[Data records]
►
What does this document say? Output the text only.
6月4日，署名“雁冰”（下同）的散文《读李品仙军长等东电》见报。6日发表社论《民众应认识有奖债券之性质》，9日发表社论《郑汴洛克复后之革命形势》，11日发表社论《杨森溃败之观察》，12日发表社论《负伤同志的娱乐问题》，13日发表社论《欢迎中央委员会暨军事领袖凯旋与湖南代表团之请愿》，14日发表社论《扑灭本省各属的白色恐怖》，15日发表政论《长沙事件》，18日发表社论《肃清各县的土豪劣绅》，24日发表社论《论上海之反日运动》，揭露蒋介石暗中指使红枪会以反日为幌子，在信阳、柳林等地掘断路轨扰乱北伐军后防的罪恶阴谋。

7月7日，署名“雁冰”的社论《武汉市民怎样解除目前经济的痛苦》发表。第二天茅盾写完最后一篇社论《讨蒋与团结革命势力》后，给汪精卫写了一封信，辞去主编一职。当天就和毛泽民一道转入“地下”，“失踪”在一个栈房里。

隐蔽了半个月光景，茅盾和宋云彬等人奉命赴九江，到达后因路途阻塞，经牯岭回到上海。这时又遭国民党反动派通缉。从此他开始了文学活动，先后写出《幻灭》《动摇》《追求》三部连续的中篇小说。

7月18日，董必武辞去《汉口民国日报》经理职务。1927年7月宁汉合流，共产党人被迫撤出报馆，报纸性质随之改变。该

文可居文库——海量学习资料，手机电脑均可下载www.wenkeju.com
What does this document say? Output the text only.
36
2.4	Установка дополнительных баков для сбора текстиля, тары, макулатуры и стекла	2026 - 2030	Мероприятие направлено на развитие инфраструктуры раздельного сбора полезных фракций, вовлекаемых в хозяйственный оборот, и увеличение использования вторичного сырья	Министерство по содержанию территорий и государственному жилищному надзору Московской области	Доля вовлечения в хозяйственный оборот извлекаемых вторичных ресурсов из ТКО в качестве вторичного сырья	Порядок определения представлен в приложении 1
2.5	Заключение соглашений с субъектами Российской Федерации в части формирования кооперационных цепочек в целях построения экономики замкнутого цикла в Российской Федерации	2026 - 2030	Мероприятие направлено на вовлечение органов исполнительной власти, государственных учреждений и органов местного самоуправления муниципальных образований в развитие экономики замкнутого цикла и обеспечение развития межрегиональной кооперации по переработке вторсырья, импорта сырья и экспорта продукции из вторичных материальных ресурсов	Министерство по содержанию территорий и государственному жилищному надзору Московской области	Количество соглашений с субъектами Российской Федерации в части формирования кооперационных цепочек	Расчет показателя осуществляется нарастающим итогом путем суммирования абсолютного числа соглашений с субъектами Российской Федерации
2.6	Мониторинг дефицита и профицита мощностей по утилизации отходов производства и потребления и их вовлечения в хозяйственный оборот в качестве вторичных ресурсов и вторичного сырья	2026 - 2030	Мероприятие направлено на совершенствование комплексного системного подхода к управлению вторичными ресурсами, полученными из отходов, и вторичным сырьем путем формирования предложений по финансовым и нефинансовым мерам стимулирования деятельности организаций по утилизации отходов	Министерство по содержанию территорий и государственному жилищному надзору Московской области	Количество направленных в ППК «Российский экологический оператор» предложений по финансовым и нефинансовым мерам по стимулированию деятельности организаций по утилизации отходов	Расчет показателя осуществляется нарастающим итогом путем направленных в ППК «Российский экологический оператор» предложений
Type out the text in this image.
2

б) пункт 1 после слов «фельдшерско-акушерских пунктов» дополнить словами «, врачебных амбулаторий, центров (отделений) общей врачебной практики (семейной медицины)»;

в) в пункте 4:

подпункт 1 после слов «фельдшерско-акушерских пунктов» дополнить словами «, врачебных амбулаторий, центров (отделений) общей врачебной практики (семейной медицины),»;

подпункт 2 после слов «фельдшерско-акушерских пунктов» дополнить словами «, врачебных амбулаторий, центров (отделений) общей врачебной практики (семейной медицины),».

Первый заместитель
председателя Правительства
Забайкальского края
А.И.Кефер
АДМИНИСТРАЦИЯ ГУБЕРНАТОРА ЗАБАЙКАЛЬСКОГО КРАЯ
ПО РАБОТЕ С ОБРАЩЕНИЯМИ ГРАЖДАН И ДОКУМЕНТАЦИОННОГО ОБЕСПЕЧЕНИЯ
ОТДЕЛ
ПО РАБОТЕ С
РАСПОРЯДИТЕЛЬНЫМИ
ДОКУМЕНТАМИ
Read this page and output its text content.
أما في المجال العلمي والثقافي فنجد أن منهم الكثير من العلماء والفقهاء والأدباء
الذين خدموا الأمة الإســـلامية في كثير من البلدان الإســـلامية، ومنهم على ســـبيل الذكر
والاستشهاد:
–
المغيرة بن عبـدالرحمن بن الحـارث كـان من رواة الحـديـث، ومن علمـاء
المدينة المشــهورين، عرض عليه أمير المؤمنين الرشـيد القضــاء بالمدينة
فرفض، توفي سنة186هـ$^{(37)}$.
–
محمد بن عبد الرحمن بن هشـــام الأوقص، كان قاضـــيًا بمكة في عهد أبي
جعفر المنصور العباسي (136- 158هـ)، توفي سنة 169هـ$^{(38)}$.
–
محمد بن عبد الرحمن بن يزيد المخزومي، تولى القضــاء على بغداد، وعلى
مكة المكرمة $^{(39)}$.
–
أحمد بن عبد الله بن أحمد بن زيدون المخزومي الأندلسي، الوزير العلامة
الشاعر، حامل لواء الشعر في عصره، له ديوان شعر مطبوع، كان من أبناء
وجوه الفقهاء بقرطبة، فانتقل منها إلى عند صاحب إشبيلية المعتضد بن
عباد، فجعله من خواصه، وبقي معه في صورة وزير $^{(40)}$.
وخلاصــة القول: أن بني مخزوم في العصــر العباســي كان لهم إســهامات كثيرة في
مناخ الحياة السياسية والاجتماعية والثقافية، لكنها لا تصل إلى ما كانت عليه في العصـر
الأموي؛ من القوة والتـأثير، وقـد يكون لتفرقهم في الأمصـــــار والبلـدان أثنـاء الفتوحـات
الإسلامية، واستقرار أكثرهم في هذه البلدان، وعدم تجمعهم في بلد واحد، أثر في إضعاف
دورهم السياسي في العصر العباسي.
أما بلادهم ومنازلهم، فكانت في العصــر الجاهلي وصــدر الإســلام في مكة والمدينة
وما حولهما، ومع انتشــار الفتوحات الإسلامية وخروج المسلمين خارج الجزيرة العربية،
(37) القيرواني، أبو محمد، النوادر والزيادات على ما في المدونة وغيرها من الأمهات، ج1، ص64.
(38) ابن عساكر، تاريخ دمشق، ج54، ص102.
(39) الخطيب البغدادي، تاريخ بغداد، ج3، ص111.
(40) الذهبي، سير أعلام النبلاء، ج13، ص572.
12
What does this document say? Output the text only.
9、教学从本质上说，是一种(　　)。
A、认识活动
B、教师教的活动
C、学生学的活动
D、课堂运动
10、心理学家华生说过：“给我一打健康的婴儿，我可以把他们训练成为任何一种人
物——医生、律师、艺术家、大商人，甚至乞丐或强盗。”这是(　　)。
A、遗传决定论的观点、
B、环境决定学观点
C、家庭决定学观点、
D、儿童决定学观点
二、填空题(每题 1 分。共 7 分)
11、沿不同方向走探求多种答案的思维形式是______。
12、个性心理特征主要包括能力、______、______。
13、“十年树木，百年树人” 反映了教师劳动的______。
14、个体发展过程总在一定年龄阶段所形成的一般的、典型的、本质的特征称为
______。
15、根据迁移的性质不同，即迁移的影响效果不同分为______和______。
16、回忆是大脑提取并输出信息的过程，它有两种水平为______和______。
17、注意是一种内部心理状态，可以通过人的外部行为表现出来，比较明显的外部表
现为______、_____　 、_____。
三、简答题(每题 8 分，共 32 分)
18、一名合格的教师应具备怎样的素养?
◄
WHAT IS REQUIRED: Identify each line of the material where the word "البلدان" shows up, and copy it.

WORKED ANSWER:
الذين خدموا الأمة الإســـلامية في كثير من البلدان الإســـلامية، ومنهم على ســـبيل الذكر
الإسلامية، واستقرار أكثرهم في هذه البلدان، وعدم تجمعهم في بلد واحد، أثر في إضعاف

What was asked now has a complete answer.